→ GIVEN RECORDS:

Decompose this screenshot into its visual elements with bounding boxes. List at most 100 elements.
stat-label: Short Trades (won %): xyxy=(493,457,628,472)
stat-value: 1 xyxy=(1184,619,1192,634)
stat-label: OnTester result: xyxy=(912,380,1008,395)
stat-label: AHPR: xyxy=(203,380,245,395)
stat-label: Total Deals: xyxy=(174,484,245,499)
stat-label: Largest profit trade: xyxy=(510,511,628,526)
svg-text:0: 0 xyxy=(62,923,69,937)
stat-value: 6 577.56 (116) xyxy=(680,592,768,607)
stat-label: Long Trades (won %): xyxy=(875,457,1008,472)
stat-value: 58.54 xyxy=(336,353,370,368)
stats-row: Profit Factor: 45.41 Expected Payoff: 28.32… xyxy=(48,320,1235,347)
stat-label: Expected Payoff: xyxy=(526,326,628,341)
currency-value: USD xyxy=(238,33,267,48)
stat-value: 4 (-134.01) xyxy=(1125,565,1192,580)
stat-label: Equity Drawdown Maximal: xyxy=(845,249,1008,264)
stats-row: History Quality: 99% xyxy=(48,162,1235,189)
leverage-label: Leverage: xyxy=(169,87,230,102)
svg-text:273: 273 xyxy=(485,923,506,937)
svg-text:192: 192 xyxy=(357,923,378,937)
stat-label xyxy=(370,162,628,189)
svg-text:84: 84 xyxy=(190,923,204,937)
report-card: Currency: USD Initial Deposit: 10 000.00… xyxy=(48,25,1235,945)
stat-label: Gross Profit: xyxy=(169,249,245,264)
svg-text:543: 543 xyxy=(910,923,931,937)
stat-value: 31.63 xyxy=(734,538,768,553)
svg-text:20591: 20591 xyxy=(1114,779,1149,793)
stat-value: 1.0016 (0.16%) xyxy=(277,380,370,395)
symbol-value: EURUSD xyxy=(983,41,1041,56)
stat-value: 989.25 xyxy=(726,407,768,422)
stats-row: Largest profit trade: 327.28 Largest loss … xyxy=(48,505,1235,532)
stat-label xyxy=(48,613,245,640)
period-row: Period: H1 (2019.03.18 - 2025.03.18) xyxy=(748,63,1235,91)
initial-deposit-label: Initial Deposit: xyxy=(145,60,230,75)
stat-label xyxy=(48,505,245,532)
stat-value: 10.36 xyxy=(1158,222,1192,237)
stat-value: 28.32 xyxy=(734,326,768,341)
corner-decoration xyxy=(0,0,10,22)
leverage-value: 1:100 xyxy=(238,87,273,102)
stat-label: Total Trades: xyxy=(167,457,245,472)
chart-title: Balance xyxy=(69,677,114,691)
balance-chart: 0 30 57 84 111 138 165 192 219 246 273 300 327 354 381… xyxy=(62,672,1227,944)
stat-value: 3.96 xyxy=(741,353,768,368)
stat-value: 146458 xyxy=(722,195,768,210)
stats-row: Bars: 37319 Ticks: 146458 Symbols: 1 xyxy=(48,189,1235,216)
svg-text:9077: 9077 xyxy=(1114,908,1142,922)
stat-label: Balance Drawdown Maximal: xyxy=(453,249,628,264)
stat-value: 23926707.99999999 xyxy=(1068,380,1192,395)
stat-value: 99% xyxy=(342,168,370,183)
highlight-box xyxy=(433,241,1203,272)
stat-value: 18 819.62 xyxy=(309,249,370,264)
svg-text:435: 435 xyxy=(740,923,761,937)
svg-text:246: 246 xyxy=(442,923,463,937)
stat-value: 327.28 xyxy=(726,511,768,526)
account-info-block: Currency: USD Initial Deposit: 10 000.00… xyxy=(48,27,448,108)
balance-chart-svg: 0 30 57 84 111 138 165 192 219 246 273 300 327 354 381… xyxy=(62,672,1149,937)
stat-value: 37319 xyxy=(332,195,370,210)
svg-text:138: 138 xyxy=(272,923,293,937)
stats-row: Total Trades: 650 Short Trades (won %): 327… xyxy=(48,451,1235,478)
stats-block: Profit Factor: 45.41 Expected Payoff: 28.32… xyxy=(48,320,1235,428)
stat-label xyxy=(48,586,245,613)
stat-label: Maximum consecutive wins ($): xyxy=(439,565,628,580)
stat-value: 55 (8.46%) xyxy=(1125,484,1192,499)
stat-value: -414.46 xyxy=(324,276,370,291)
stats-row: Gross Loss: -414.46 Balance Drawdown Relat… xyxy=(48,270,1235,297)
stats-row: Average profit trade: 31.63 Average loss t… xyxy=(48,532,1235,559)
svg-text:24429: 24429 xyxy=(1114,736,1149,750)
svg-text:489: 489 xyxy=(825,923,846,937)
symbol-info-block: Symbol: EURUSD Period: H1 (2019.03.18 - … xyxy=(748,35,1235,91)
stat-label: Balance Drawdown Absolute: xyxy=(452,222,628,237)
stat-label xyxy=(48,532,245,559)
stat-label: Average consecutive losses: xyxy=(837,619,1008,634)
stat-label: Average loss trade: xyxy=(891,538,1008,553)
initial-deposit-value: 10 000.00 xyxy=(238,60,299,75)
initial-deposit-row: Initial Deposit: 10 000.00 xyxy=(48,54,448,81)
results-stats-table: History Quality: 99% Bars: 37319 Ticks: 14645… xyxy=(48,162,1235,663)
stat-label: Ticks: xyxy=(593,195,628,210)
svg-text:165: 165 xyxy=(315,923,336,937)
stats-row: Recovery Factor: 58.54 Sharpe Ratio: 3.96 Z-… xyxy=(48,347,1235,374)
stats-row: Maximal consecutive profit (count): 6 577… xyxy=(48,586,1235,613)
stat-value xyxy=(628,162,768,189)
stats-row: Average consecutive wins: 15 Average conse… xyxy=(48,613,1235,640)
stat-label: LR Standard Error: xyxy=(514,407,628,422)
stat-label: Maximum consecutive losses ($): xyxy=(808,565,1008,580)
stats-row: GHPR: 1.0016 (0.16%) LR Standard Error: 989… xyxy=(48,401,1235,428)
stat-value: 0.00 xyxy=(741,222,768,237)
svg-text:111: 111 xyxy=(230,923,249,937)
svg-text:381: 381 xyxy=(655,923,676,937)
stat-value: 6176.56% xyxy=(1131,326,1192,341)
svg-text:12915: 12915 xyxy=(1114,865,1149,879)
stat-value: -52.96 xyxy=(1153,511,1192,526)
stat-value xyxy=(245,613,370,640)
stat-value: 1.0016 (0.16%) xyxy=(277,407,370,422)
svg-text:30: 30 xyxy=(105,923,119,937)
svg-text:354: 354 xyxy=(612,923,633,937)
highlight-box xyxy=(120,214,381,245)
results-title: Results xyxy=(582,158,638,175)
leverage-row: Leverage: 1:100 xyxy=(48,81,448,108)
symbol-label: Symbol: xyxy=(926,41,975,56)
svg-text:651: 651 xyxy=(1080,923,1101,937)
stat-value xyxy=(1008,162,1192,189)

→ PROBLEM TO SOLVE: List each line of the data above that contains the word "History".

→ EXERCISE SOLUTION:
stats-row: History Quality: 99% xyxy=(48,162,1235,189)
results-stats-table: History Quality: 99% Bars: 37319 Ticks: 14645… xyxy=(48,162,1235,663)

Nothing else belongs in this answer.